##### INFORMATION SUPPLIED #####
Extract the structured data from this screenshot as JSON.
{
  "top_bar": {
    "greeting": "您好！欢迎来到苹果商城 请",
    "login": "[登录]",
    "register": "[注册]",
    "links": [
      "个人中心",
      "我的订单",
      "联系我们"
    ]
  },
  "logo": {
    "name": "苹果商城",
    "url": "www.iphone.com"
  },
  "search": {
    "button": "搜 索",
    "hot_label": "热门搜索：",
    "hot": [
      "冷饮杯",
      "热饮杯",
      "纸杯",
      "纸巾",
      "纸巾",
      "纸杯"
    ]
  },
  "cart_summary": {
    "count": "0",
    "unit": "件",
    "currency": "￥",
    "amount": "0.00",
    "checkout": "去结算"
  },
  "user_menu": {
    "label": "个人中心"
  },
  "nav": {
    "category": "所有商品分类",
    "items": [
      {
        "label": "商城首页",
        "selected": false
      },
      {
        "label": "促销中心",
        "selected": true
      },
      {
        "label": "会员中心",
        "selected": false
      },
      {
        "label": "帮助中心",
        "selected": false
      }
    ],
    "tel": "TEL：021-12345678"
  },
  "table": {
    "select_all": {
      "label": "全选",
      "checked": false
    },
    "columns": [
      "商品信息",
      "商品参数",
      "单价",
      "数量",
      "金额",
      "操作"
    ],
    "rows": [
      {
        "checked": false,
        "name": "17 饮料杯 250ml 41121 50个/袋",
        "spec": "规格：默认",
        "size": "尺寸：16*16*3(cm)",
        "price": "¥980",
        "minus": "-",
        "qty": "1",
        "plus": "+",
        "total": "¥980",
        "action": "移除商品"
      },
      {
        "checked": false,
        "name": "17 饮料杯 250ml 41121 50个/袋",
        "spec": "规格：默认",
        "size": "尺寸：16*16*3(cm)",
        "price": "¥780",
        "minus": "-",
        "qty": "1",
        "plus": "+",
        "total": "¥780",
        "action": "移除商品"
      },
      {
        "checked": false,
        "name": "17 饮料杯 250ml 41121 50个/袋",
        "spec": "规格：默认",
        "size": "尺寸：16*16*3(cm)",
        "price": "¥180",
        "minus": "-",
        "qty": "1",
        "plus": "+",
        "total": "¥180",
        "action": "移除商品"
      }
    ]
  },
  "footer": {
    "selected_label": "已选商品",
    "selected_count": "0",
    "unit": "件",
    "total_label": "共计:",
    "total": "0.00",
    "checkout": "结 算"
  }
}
#####
_WHAT YOU ARE ASKED TO DO_
Exact output of every entry is required.

_TASK RESPONSE_
Extract the structured data from this screenshot as JSON.
{
  "top_bar": {
    "greeting": "您好！欢迎来到苹果商城 请",
    "login": "[登录]",
    "register": "[注册]",
    "links": [
      "个人中心",
      "我的订单",
      "联系我们"
    ]
  },
  "logo": {
    "name": "苹果商城",
    "url": "www.iphone.com"
  },
  "search": {
    "button": "搜 索",
    "hot_label": "热门搜索：",
    "hot": [
      "冷饮杯",
      "热饮杯",
      "纸杯",
      "纸巾",
      "纸巾",
      "纸杯"
    ]
  },
  "cart_summary": {
    "count": "0",
    "unit": "件",
    "currency": "￥",
    "amount": "0.00",
    "checkout": "去结算"
  },
  "user_menu": {
    "label": "个人中心"
  },
  "nav": {
    "category": "所有商品分类",
    "items": [
      {
        "label": "商城首页",
        "selected": false
      },
      {
        "label": "促销中心",
        "selected": true
      },
      {
        "label": "会员中心",
        "selected": false
      },
      {
        "label": "帮助中心",
        "selected": false
      }
    ],
    "tel": "TEL：021-12345678"
  },
  "table": {
    "select_all": {
      "label": "全选",
      "checked": false
    },
    "columns": [
      "商品信息",
      "商品参数",
      "单价",
      "数量",
      "金额",
      "操作"
    ],
    "rows": [
      {
        "checked": false,
        "name": "17 饮料杯 250ml 41121 50个/袋",
        "spec": "规格：默认",
        "size": "尺寸：16*16*3(cm)",
        "price": "¥980",
        "minus": "-",
        "qty": "1",
        "plus": "+",
        "total": "¥980",
        "action": "移除商品"
      },
      {
        "checked": false,
        "name": "17 饮料杯 250ml 41121 50个/袋",
        "spec": "规格：默认",
        "size": "尺寸：16*16*3(cm)",
        "price": "¥780",
        "minus": "-",
        "qty": "1",
        "plus": "+",
        "total": "¥780",
        "action": "移除商品"
      },
      {
        "checked": false,
        "name": "17 饮料杯 250ml 41121 50个/袋",
        "spec": "规格：默认",
        "size": "尺寸：16*16*3(cm)",
        "price": "¥180",
        "minus": "-",
        "qty": "1",
        "plus": "+",
        "total": "¥180",
        "action": "移除商品"
      }
    ]
  },
  "footer": {
    "selected_label": "已选商品",
    "selected_count": "0",
    "unit": "件",
    "total_label": "共计:",
    "total": "0.00",
    "checkout": "结 算"
  }
}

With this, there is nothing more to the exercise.